Document page records
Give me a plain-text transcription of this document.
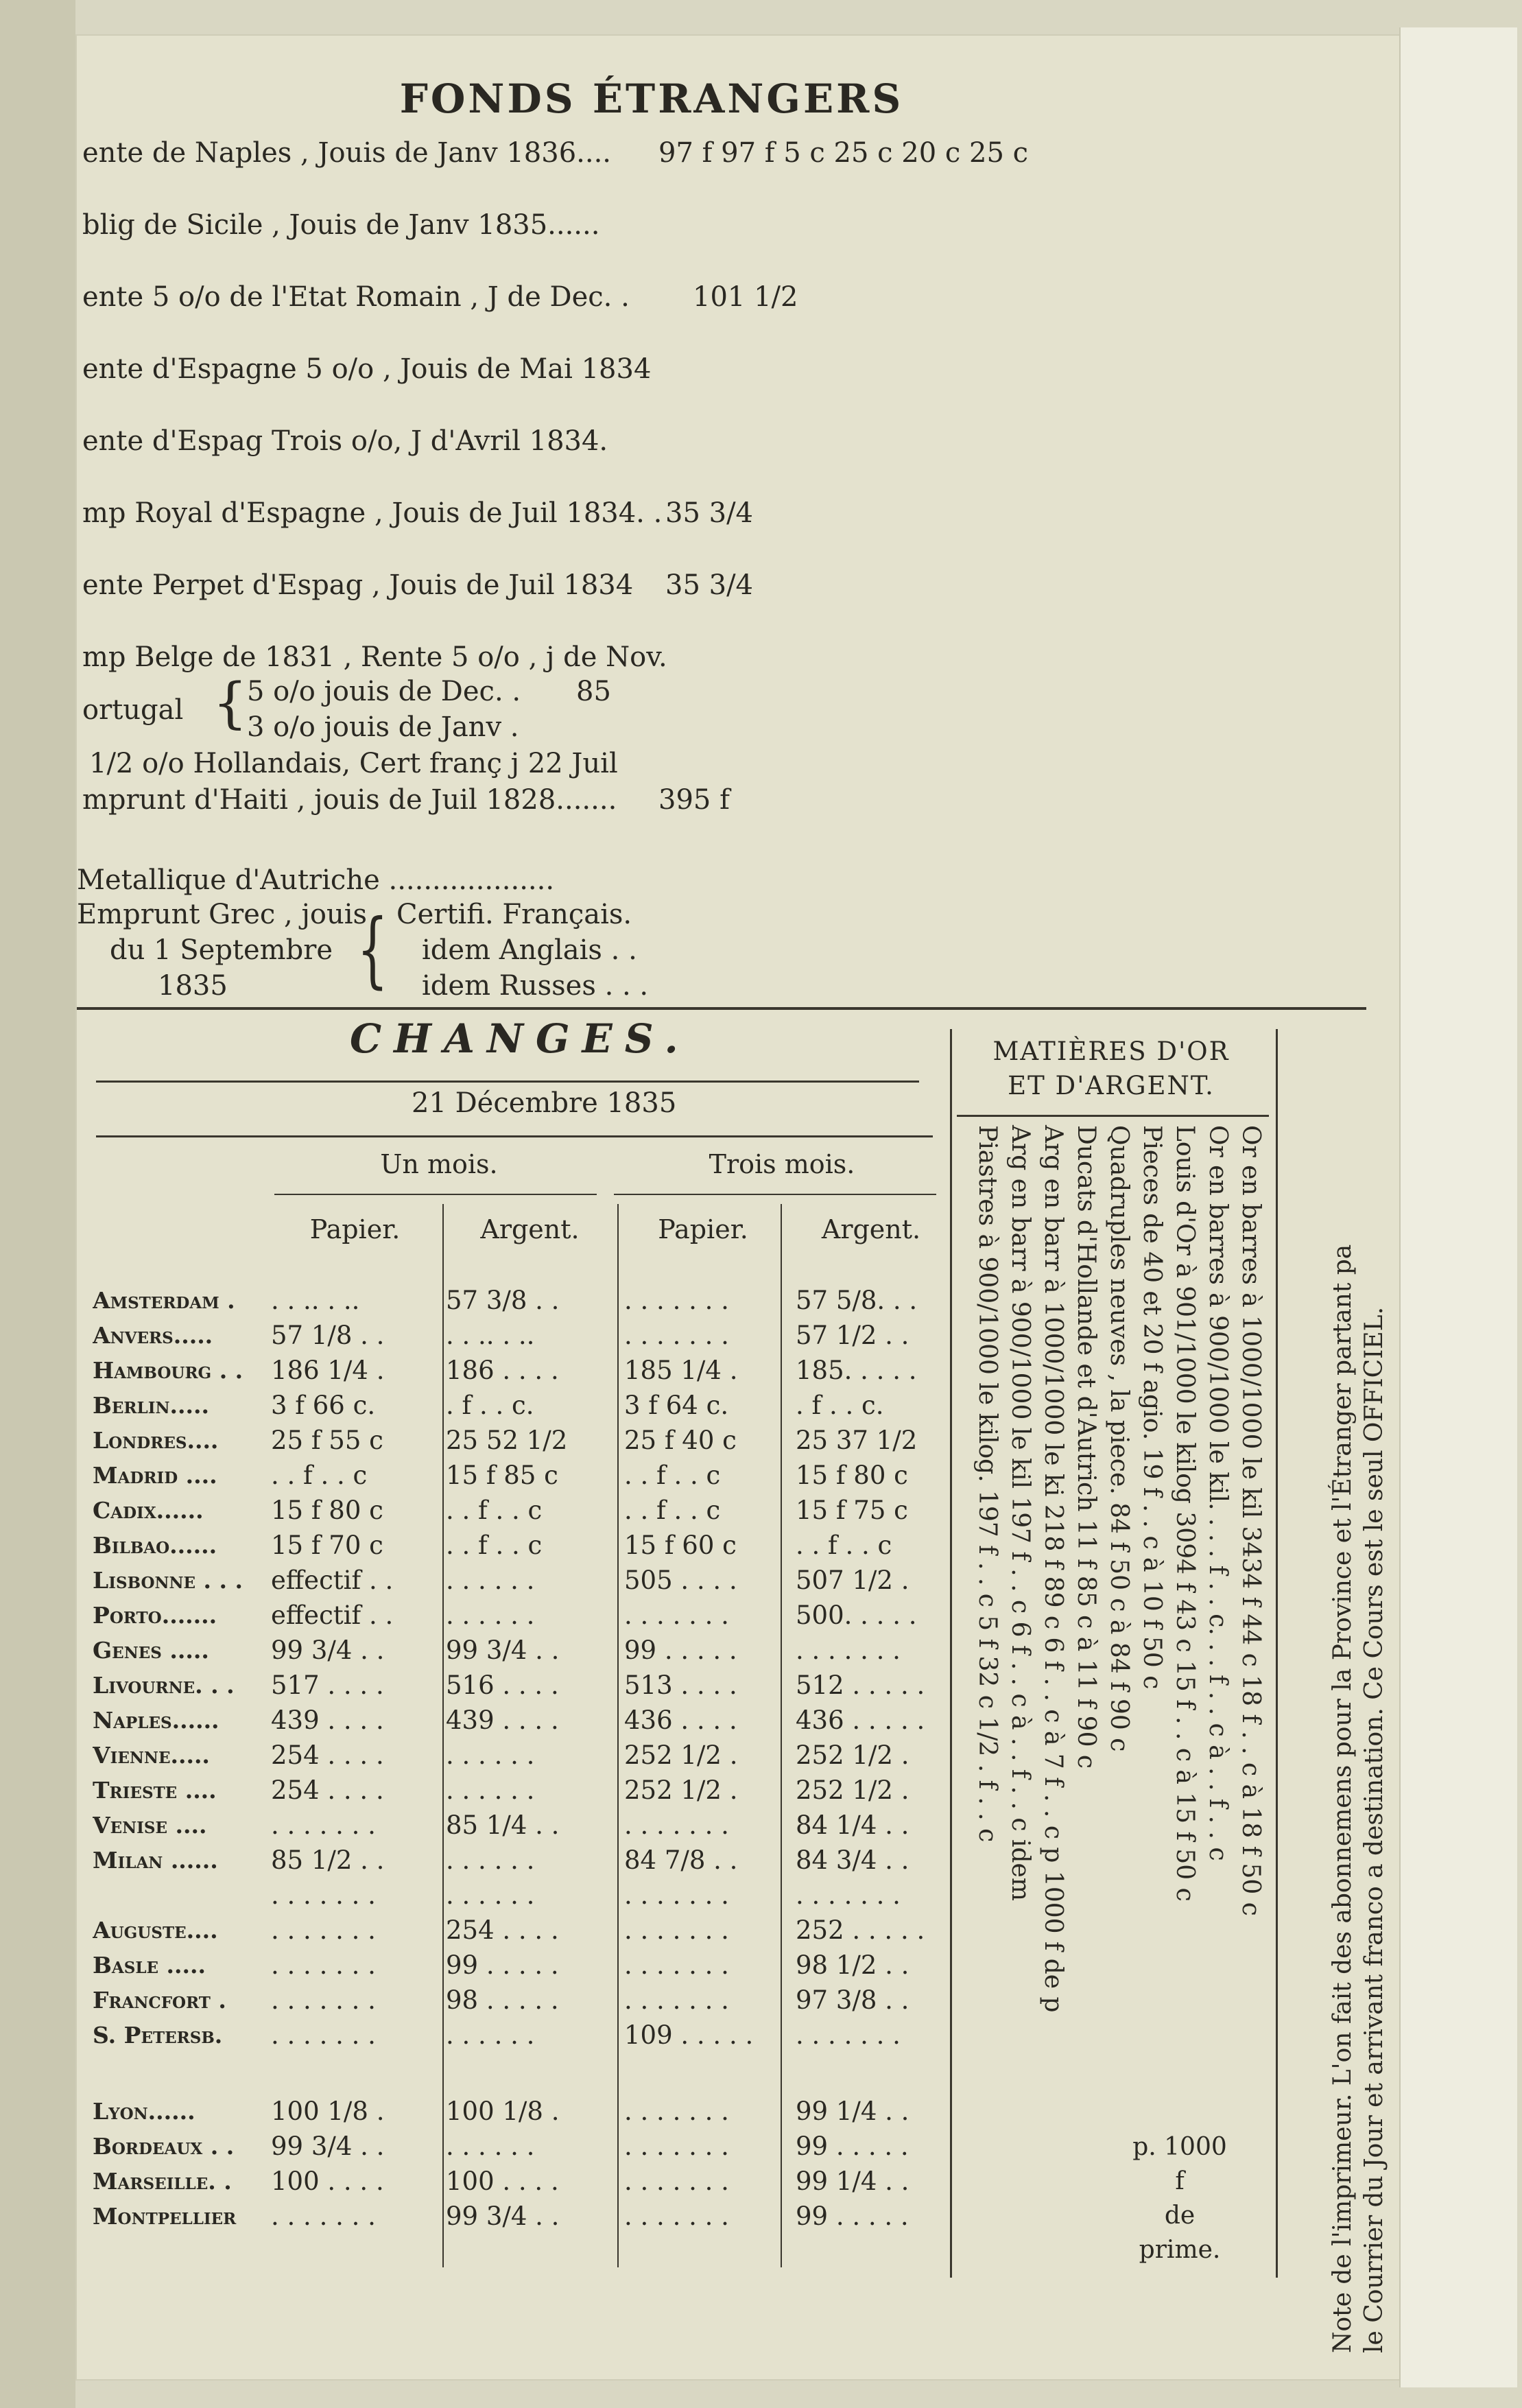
FONDS ÉTRANGERS
ente de Naples , Jouis de Janv 1836.... 97 f 97 f 5 c 25 c 20 c 25 c
blig de Sicile , Jouis de Janv 1835......
ente 5 o/o de l'Etat Romain , J de Dec. . 101 1/2
ente d'Espagne 5 o/o , Jouis de Mai 1834
ente d'Espag Trois o/o, J d'Avril 1834.
mp Royal d'Espagne , Jouis de Juil 1834. . 35 3/4
ente Perpet d'Espag , Jouis de Juil 1834 35 3/4
mp Belge de 1831 , Rente 5 o/o , j de Nov.
ortugal { 5 o/o jouis de Dec. . 85
3 o/o jouis de Janv .
1/2 o/o Hollandais, Cert franç j 22 Juil
mprunt d'Haiti , jouis de Juil 1828....... 395 f
Metallique d'Autriche ...................
Emprunt Grec , jouis
du 1 Septembre
1835 { Certifi. Français.
idem Anglais . .
idem Russes . . .
CHANGES.
21 Décembre 1835
Un mois.	Trois mois.
Papier.	Argent.	Papier.	Argent.
Amsterdam .	. . .. . ..	57 3/8 . .	. . . . . . .	57 5/8. . .
Anvers.....	57 1/8 . .	. . .. . ..	. . . . . . .	57 1/2 . .
Hambourg . .	186 1/4 .	186 . . . .	185 1/4 .	185. . . . .
Berlin.....	3 f 66 c.	. f . . c.	3 f 64 c.	. f . . c.
Londres....	25 f 55 c	25 52 1/2	25 f 40 c	25 37 1/2
Madrid ....	. . f . . c	15 f 85 c	. . f . . c	15 f 80 c
Cadix......	15 f 80 c	. . f . . c	. . f . . c	15 f 75 c
Bilbao......	15 f 70 c	. . f . . c	15 f 60 c	. . f . . c
Lisbonne . . .	effectif . .	. . . . . .	505 . . . .	507 1/2 .
Porto.......	effectif . .	. . . . . .	. . . . . . .	500. . . . .
Genes .....	99 3/4 . .	99 3/4 . .	99 . . . . .	. . . . . . .
Livourne. . .	517 . . . .	516 . . . .	513 . . . .	512 . . . . .
Naples......	439 . . . .	439 . . . .	436 . . . .	436 . . . . .
Vienne.....	254 . . . .	. . . . . .	252 1/2 .	252 1/2 .
Trieste ....	254 . . . .	. . . . . .	252 1/2 .	252 1/2 .
Venise ....	. . . . . . .	85 1/4 . .	. . . . . . .	84 1/4 . .
Milan ......	85 1/2 . .	. . . . . .	84 7/8 . .	84 3/4 . .
	. . . . . . .	. . . . . .	. . . . . . .	. . . . . . .
Auguste....	. . . . . . .	254 . . . .	. . . . . . .	252 . . . . .
Basle .....	. . . . . . .	99 . . . . .	. . . . . . .	98 1/2 . .
Francfort .	. . . . . . .	98 . . . . .	. . . . . . .	97 3/8 . .
S. Petersb.	. . . . . . .	. . . . . .	109 . . . . .	. . . . . . .

Lyon......	100 1/8 .	100 1/8 .	. . . . . . .	99 1/4 . .
Bordeaux . .	99 3/4 . .	. . . . . .	. . . . . . .	99 . . . . .
Marseille. .	100 . . . .	100 . . . .	. . . . . . .	99 1/4 . .
Montpellier	. . . . . . .	99 3/4 . .	. . . . . . .	99 . . . . .
MATIÈRES D'OR
ET D'ARGENT.
Or en barres à 1000/1000 le kil 3434 f 44 c 18 f . . c à 18 f 50 c
Or en barres à 900/1000 le kil. . . . f . . c. . . f . . c à . . f . . c
Louis d'Or à 901/1000 le kilog 3094 f 43 c 15 f . . c à 15 f 50 c
Pieces de 40 et 20 f agio. 19 f . . c à 10 f 50 c
Quadruples neuves , la piece. 84 f 50 c à 84 f 90 c
Ducats d'Hollande et d'Autrich 11 f 85 c à 11 f 90 c
Arg en barr à 1000/1000 le ki 218 f 89 c 6 f . . c à 7 f . . c p 1000 f de p
Arg en barr à 900/1000 le kil 197 f . . c 6 f . . c à . . f . . c idem
Piastres à 900/1000 le kilog. 197 f . . c 5 f 32 c 1/2 . f . . c
p. 1000 f
de
prime.	Note de l'imprimeur. L'on fait des abonnemens pour la Province et l'Étranger partant pa le Courrier du Jour et arrivant franco a destination. Ce Cours est le seul OFFICIEL.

» **THE PROBLEM**
What is needed is an exact copy of the records above, with no pictures in it.

» **TASK RESPONSE**
Give me a plain-text transcription of this document.
FONDS ÉTRANGERS
ente de Naples , Jouis de Janv 1836.... 97 f 97 f 5 c 25 c 20 c 25 c
blig de Sicile , Jouis de Janv 1835......
ente 5 o/o de l'Etat Romain , J de Dec. . 101 1/2
ente d'Espagne 5 o/o , Jouis de Mai 1834
ente d'Espag Trois o/o, J d'Avril 1834.
mp Royal d'Espagne , Jouis de Juil 1834. . 35 3/4
ente Perpet d'Espag , Jouis de Juil 1834 35 3/4
mp Belge de 1831 , Rente 5 o/o , j de Nov.
ortugal { 5 o/o jouis de Dec. . 85
3 o/o jouis de Janv .
1/2 o/o Hollandais, Cert franç j 22 Juil
mprunt d'Haiti , jouis de Juil 1828....... 395 f
Metallique d'Autriche ...................
Emprunt Grec , jouis
du 1 Septembre
1835 { Certifi. Français.
idem Anglais . .
idem Russes . . .
CHANGES.
21 Décembre 1835
Un mois.	Trois mois.
Papier.	Argent.	Papier.	Argent.
Amsterdam .	. . .. . ..	57 3/8 . .	. . . . . . .	57 5/8. . .
Anvers.....	57 1/8 . .	. . .. . ..	. . . . . . .	57 1/2 . .
Hambourg . .	186 1/4 .	186 . . . .	185 1/4 .	185. . . . .
Berlin.....	3 f 66 c.	. f . . c.	3 f 64 c.	. f . . c.
Londres....	25 f 55 c	25 52 1/2	25 f 40 c	25 37 1/2
Madrid ....	. . f . . c	15 f 85 c	. . f . . c	15 f 80 c
Cadix......	15 f 80 c	. . f . . c	. . f . . c	15 f 75 c
Bilbao......	15 f 70 c	. . f . . c	15 f 60 c	. . f . . c
Lisbonne . . .	effectif . .	. . . . . .	505 . . . .	507 1/2 .
Porto.......	effectif . .	. . . . . .	. . . . . . .	500. . . . .
Genes .....	99 3/4 . .	99 3/4 . .	99 . . . . .	. . . . . . .
Livourne. . .	517 . . . .	516 . . . .	513 . . . .	512 . . . . .
Naples......	439 . . . .	439 . . . .	436 . . . .	436 . . . . .
Vienne.....	254 . . . .	. . . . . .	252 1/2 .	252 1/2 .
Trieste ....	254 . . . .	. . . . . .	252 1/2 .	252 1/2 .
Venise ....	. . . . . . .	85 1/4 . .	. . . . . . .	84 1/4 . .
Milan ......	85 1/2 . .	. . . . . .	84 7/8 . .	84 3/4 . .
	. . . . . . .	. . . . . .	. . . . . . .	. . . . . . .
Auguste....	. . . . . . .	254 . . . .	. . . . . . .	252 . . . . .
Basle .....	. . . . . . .	99 . . . . .	. . . . . . .	98 1/2 . .
Francfort .	. . . . . . .	98 . . . . .	. . . . . . .	97 3/8 . .
S. Petersb.	. . . . . . .	. . . . . .	109 . . . . .	. . . . . . .

Lyon......	100 1/8 .	100 1/8 .	. . . . . . .	99 1/4 . .
Bordeaux . .	99 3/4 . .	. . . . . .	. . . . . . .	99 . . . . .
Marseille. .	100 . . . .	100 . . . .	. . . . . . .	99 1/4 . .
Montpellier	. . . . . . .	99 3/4 . .	. . . . . . .	99 . . . . .
MATIÈRES D'OR
ET D'ARGENT.
Or en barres à 1000/1000 le kil 3434 f 44 c 18 f . . c à 18 f 50 c
Or en barres à 900/1000 le kil. . . . f . . c. . . f . . c à . . f . . c
Louis d'Or à 901/1000 le kilog 3094 f 43 c 15 f . . c à 15 f 50 c
Pieces de 40 et 20 f agio. 19 f . . c à 10 f 50 c
Quadruples neuves , la piece. 84 f 50 c à 84 f 90 c
Ducats d'Hollande et d'Autrich 11 f 85 c à 11 f 90 c
Arg en barr à 1000/1000 le ki 218 f 89 c 6 f . . c à 7 f . . c p 1000 f de p
Arg en barr à 900/1000 le kil 197 f . . c 6 f . . c à . . f . . c idem
Piastres à 900/1000 le kilog. 197 f . . c 5 f 32 c 1/2 . f . . c
p. 1000 f
de
prime.	Note de l'imprimeur. L'on fait des abonnemens pour la Province et l'Étranger partant pa le Courrier du Jour et arrivant franco a destination. Ce Cours est le seul OFFICIEL.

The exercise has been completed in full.